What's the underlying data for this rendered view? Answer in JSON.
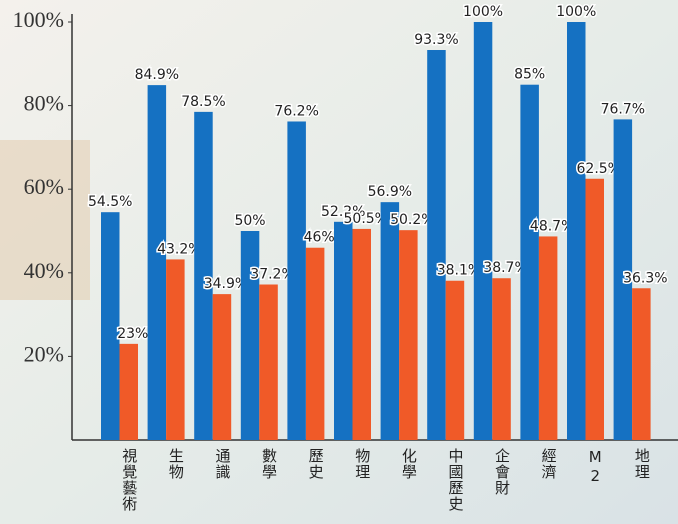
{
  "chart_data": {
    "type": "bar",
    "categories": [
      "視覺藝術",
      "生物",
      "通識",
      "數學",
      "歷史",
      "物理",
      "化學",
      "中國歷史",
      "企會財",
      "經濟",
      "M2",
      "地理"
    ],
    "series": [
      {
        "color": "#1571c2",
        "values": [
          54.5,
          84.9,
          78.5,
          50,
          76.2,
          52.2,
          56.9,
          93.3,
          100,
          85,
          100,
          76.7
        ],
        "value_labels": [
          "54.5%",
          "84.9%",
          "78.5%",
          "50%",
          "76.2%",
          "52.2%",
          "56.9%",
          "93.3%",
          "100%",
          "85%",
          "100%",
          "76.7%"
        ]
      },
      {
        "color": "#f05a28",
        "values": [
          23,
          43.2,
          34.9,
          37.2,
          46,
          50.5,
          50.2,
          38.1,
          38.7,
          48.7,
          62.5,
          36.3
        ],
        "value_labels": [
          "23%",
          "43.2%",
          "34.9%",
          "37.2%",
          "46%",
          "50.5%",
          "50.2%",
          "38.1%",
          "38.7%",
          "48.7%",
          "62.5%",
          "36.3%"
        ]
      }
    ],
    "ylim": [
      0,
      100
    ],
    "yticks": [
      {
        "value": 20,
        "label": "20%"
      },
      {
        "value": 40,
        "label": "40%"
      },
      {
        "value": 60,
        "label": "60%"
      },
      {
        "value": 80,
        "label": "80%"
      },
      {
        "value": 100,
        "label": "100%"
      }
    ]
  }
}
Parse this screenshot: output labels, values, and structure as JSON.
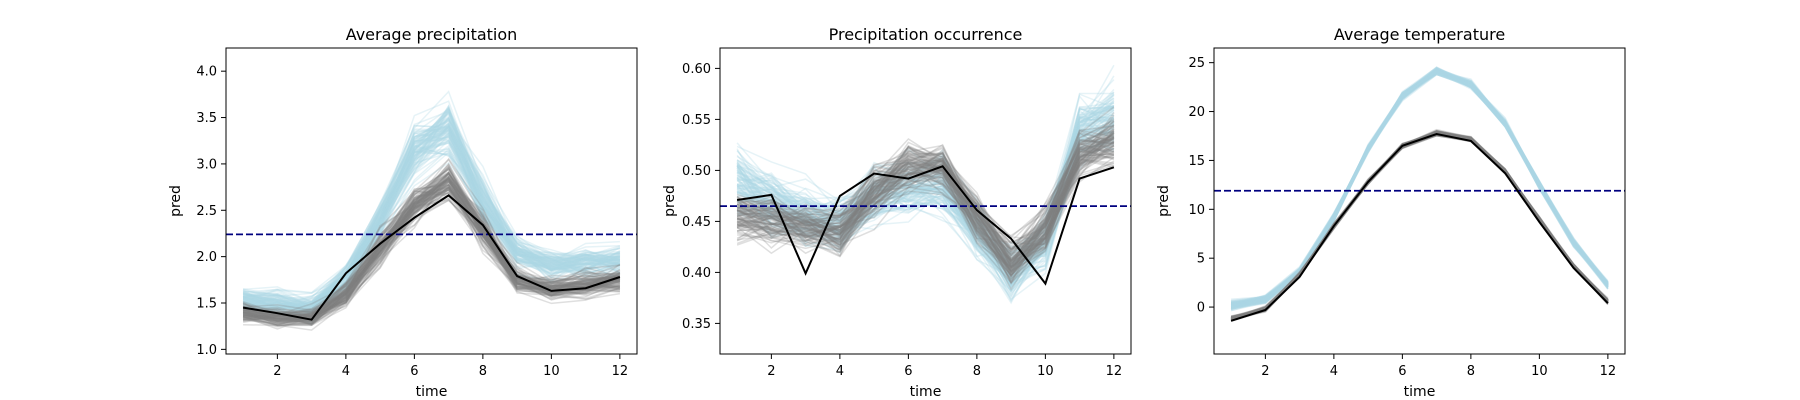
{
  "chart_data": [
    {
      "type": "line",
      "title": "Average precipitation",
      "xlabel": "time",
      "ylabel": "pred",
      "xlim": [
        0.5,
        12.5
      ],
      "ylim": [
        0.95,
        4.25
      ],
      "xticks": [
        2,
        4,
        6,
        8,
        10,
        12
      ],
      "yticks": [
        1.0,
        1.5,
        2.0,
        2.5,
        3.0,
        3.5,
        4.0
      ],
      "ytick_labels": [
        "1.0",
        "1.5",
        "2.0",
        "2.5",
        "3.0",
        "3.5",
        "4.0"
      ],
      "x": [
        1,
        2,
        3,
        4,
        5,
        6,
        7,
        8,
        9,
        10,
        11,
        12
      ],
      "reference_line": {
        "y": 2.24,
        "color": "#00007f",
        "style": "dashed"
      },
      "ensembles": [
        {
          "color": "#add8e6",
          "alpha": 0.3,
          "count": 100,
          "spread": [
            0.2,
            0.2,
            0.2,
            0.25,
            0.3,
            0.45,
            0.45,
            0.4,
            0.25,
            0.25,
            0.25,
            0.25
          ],
          "center": [
            1.55,
            1.5,
            1.45,
            1.75,
            2.4,
            3.15,
            3.4,
            2.6,
            2.05,
            1.9,
            1.95,
            1.95
          ]
        },
        {
          "color": "#808080",
          "alpha": 0.25,
          "count": 100,
          "spread": [
            0.15,
            0.15,
            0.15,
            0.2,
            0.25,
            0.3,
            0.3,
            0.3,
            0.2,
            0.18,
            0.18,
            0.2
          ],
          "center": [
            1.4,
            1.35,
            1.35,
            1.6,
            2.1,
            2.55,
            2.8,
            2.3,
            1.75,
            1.65,
            1.7,
            1.75
          ]
        }
      ],
      "series": [
        {
          "color": "#000000",
          "values": [
            1.45,
            1.39,
            1.32,
            1.82,
            2.14,
            2.42,
            2.66,
            2.34,
            1.79,
            1.63,
            1.66,
            1.78
          ]
        }
      ]
    },
    {
      "type": "line",
      "title": "Precipitation occurrence",
      "xlabel": "time",
      "ylabel": "pred",
      "xlim": [
        0.5,
        12.5
      ],
      "ylim": [
        0.32,
        0.62
      ],
      "xticks": [
        2,
        4,
        6,
        8,
        10,
        12
      ],
      "yticks": [
        0.35,
        0.4,
        0.45,
        0.5,
        0.55,
        0.6
      ],
      "ytick_labels": [
        "0.35",
        "0.40",
        "0.45",
        "0.50",
        "0.55",
        "0.60"
      ],
      "x": [
        1,
        2,
        3,
        4,
        5,
        6,
        7,
        8,
        9,
        10,
        11,
        12
      ],
      "reference_line": {
        "y": 0.465,
        "color": "#00007f",
        "style": "dashed"
      },
      "ensembles": [
        {
          "color": "#add8e6",
          "alpha": 0.3,
          "count": 100,
          "spread": [
            0.05,
            0.05,
            0.04,
            0.04,
            0.04,
            0.04,
            0.04,
            0.04,
            0.04,
            0.04,
            0.04,
            0.05
          ],
          "center": [
            0.49,
            0.47,
            0.455,
            0.45,
            0.475,
            0.48,
            0.485,
            0.44,
            0.4,
            0.43,
            0.54,
            0.55
          ]
        },
        {
          "color": "#808080",
          "alpha": 0.25,
          "count": 100,
          "spread": [
            0.035,
            0.035,
            0.03,
            0.03,
            0.035,
            0.035,
            0.035,
            0.035,
            0.035,
            0.035,
            0.035,
            0.04
          ],
          "center": [
            0.455,
            0.45,
            0.445,
            0.44,
            0.48,
            0.505,
            0.505,
            0.455,
            0.41,
            0.44,
            0.515,
            0.53
          ]
        }
      ],
      "series": [
        {
          "color": "#000000",
          "values": [
            0.471,
            0.476,
            0.399,
            0.475,
            0.497,
            0.492,
            0.504,
            0.461,
            0.433,
            0.389,
            0.492,
            0.503
          ]
        }
      ]
    },
    {
      "type": "line",
      "title": "Average temperature",
      "xlabel": "time",
      "ylabel": "pred",
      "xlim": [
        0.5,
        12.5
      ],
      "ylim": [
        -4.8,
        26.5
      ],
      "xticks": [
        2,
        4,
        6,
        8,
        10,
        12
      ],
      "yticks": [
        0,
        5,
        10,
        15,
        20,
        25
      ],
      "ytick_labels": [
        "0",
        "5",
        "10",
        "15",
        "20",
        "25"
      ],
      "x": [
        1,
        2,
        3,
        4,
        5,
        6,
        7,
        8,
        9,
        10,
        11,
        12
      ],
      "reference_line": {
        "y": 11.9,
        "color": "#00007f",
        "style": "dashed"
      },
      "ensembles": [
        {
          "color": "#add8e6",
          "alpha": 0.35,
          "count": 100,
          "spread": [
            0.7,
            0.6,
            0.6,
            0.6,
            0.6,
            0.6,
            0.7,
            0.6,
            0.6,
            0.6,
            0.6,
            0.6
          ],
          "center": [
            0.2,
            0.8,
            3.6,
            9.2,
            16.2,
            21.6,
            24.2,
            22.8,
            18.8,
            12.5,
            6.6,
            2.3
          ]
        },
        {
          "color": "#808080",
          "alpha": 0.3,
          "count": 100,
          "spread": [
            0.4,
            0.4,
            0.4,
            0.4,
            0.4,
            0.4,
            0.4,
            0.4,
            0.4,
            0.4,
            0.4,
            0.4
          ],
          "center": [
            -1.2,
            -0.2,
            3.3,
            8.3,
            12.8,
            16.5,
            17.8,
            17.2,
            13.9,
            9.0,
            4.2,
            0.6
          ]
        }
      ],
      "series": [
        {
          "color": "#000000",
          "values": [
            -1.4,
            -0.3,
            3.1,
            8.3,
            12.8,
            16.5,
            17.7,
            17.0,
            13.7,
            8.7,
            4.0,
            0.4
          ]
        }
      ]
    }
  ]
}
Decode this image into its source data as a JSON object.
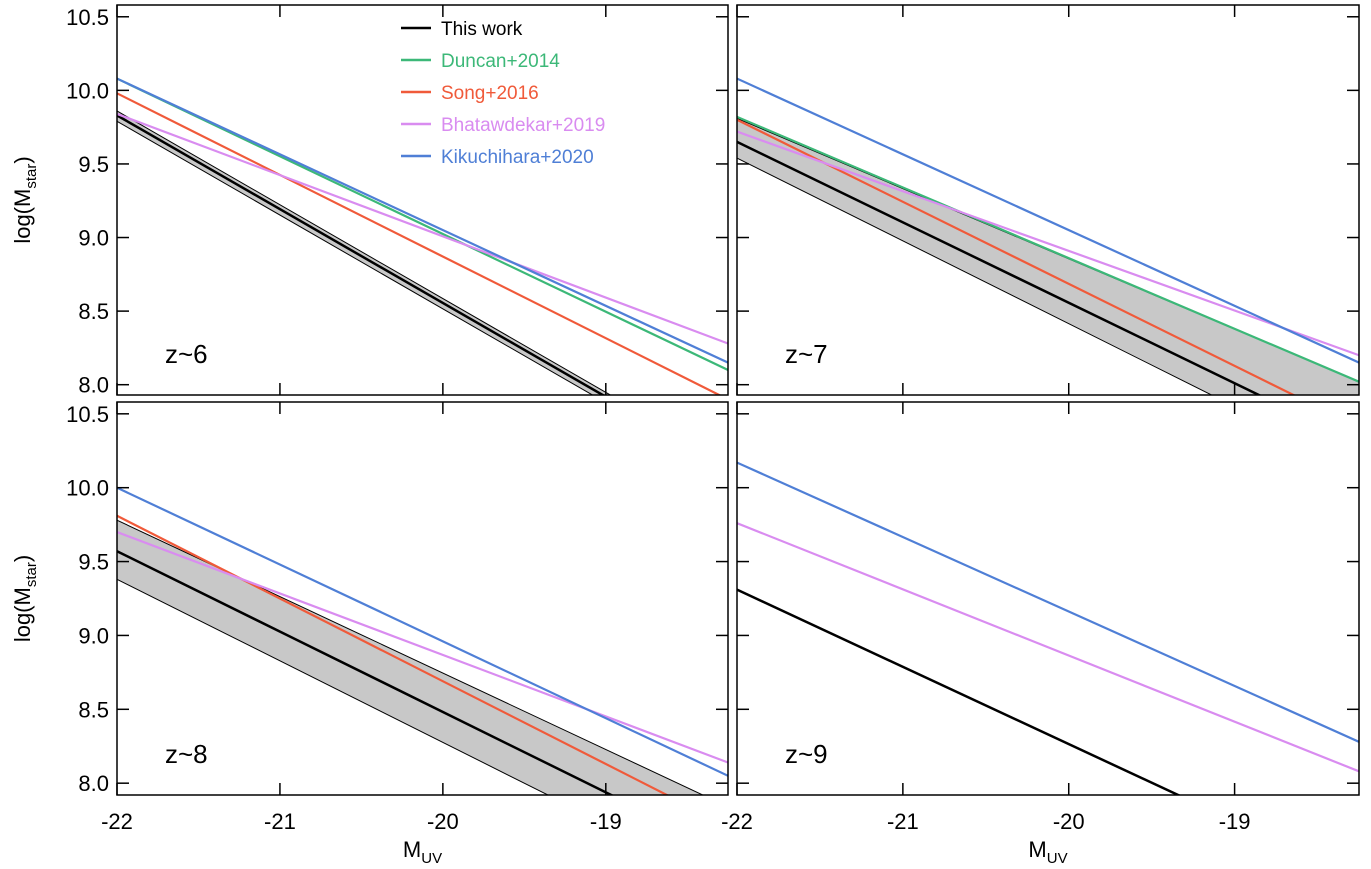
{
  "chart_data": [
    {
      "type": "line",
      "annotation": "z~6",
      "ylabel": [
        "log(M",
        "star",
        ")"
      ],
      "legend": "upper center",
      "x": [
        -22,
        -18.25
      ],
      "xlim": [
        -22,
        -18.25
      ],
      "ylim": [
        7.93,
        10.58
      ],
      "xticks": [
        -22,
        -21,
        -20,
        -19
      ],
      "yticks": [
        {
          "value": 8.0,
          "label": "8.0"
        },
        8.5,
        {
          "value": 9.0,
          "label": "9.0"
        },
        9.5,
        {
          "value": 10.0,
          "label": "10.0"
        },
        10.5
      ],
      "series": [
        {
          "name": "This work",
          "color": "#000000",
          "values": [
            9.83,
            7.44
          ],
          "band": {
            "upper": [
              9.86,
              7.47
            ],
            "lower": [
              9.79,
              7.4
            ],
            "color": "#c8c8c8"
          }
        },
        {
          "name": "Duncan+2014",
          "color": "#3cb878",
          "values": [
            10.08,
            8.1
          ]
        },
        {
          "name": "Song+2016",
          "color": "#f05a3a",
          "values": [
            9.98,
            7.9
          ]
        },
        {
          "name": "Bhatawdekar+2019",
          "color": "#d98cf0",
          "values": [
            9.84,
            8.28
          ]
        },
        {
          "name": "Kikuchihara+2020",
          "color": "#4f7fd6",
          "values": [
            10.08,
            8.15
          ]
        }
      ]
    },
    {
      "type": "line",
      "annotation": "z~7",
      "x": [
        -22,
        -18.25
      ],
      "xlim": [
        -22,
        -18.25
      ],
      "ylim": [
        7.93,
        10.58
      ],
      "xticks": [
        -22,
        -21,
        -20,
        -19
      ],
      "yticks": [
        {
          "value": 8.0,
          "label": "8.0"
        },
        8.5,
        {
          "value": 9.0,
          "label": "9.0"
        },
        9.5,
        {
          "value": 10.0,
          "label": "10.0"
        },
        10.5
      ],
      "series": [
        {
          "color": "#000000",
          "values": [
            9.65,
            7.6
          ],
          "band": {
            "upper": [
              9.81,
              8.02
            ],
            "lower": [
              9.54,
              7.43
            ],
            "color": "#c8c8c8"
          }
        },
        {
          "color": "#3cb878",
          "values": [
            9.82,
            8.02
          ]
        },
        {
          "color": "#f05a3a",
          "values": [
            9.8,
            7.71
          ]
        },
        {
          "color": "#d98cf0",
          "values": [
            9.72,
            8.2
          ]
        },
        {
          "color": "#4f7fd6",
          "values": [
            10.08,
            8.15
          ]
        }
      ]
    },
    {
      "type": "line",
      "annotation": "z~8",
      "ylabel": [
        "log(M",
        "star",
        ")"
      ],
      "xlabel": [
        "M",
        "UV"
      ],
      "x": [
        -22,
        -18.25
      ],
      "xlim": [
        -22,
        -18.25
      ],
      "ylim": [
        7.92,
        10.58
      ],
      "xticks": [
        -22,
        -21,
        -20,
        -19
      ],
      "yticks": [
        {
          "value": 8.0,
          "label": "8.0"
        },
        8.5,
        {
          "value": 9.0,
          "label": "9.0"
        },
        9.5,
        {
          "value": 10.0,
          "label": "10.0"
        },
        10.5
      ],
      "series": [
        {
          "color": "#000000",
          "values": [
            9.57,
            7.53
          ],
          "band": {
            "upper": [
              9.78,
              7.84
            ],
            "lower": [
              9.38,
              7.31
            ],
            "color": "#c8c8c8"
          }
        },
        {
          "color": "#f05a3a",
          "values": [
            9.81,
            7.71
          ]
        },
        {
          "color": "#d98cf0",
          "values": [
            9.7,
            8.14
          ]
        },
        {
          "color": "#4f7fd6",
          "values": [
            10.0,
            8.05
          ]
        }
      ]
    },
    {
      "type": "line",
      "annotation": "z~9",
      "xlabel": [
        "M",
        "UV"
      ],
      "x": [
        -22,
        -18.25
      ],
      "xlim": [
        -22,
        -18.25
      ],
      "ylim": [
        7.92,
        10.58
      ],
      "xticks": [
        -22,
        -21,
        -20,
        -19
      ],
      "yticks": [
        {
          "value": 8.0,
          "label": "8.0"
        },
        8.5,
        {
          "value": 9.0,
          "label": "9.0"
        },
        9.5,
        {
          "value": 10.0,
          "label": "10.0"
        },
        10.5
      ],
      "series": [
        {
          "color": "#000000",
          "values": [
            9.31,
            7.35
          ]
        },
        {
          "color": "#d98cf0",
          "values": [
            9.76,
            8.08
          ]
        },
        {
          "color": "#4f7fd6",
          "values": [
            10.17,
            8.28
          ]
        }
      ]
    }
  ]
}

--------------------------------------------------

Requirement: Look over the records above and copy each line that includes the string "title".

Response below:
      "title": "Average precipitation",
      "title": "Precipitation occurrence",
      "title": "Average temperature",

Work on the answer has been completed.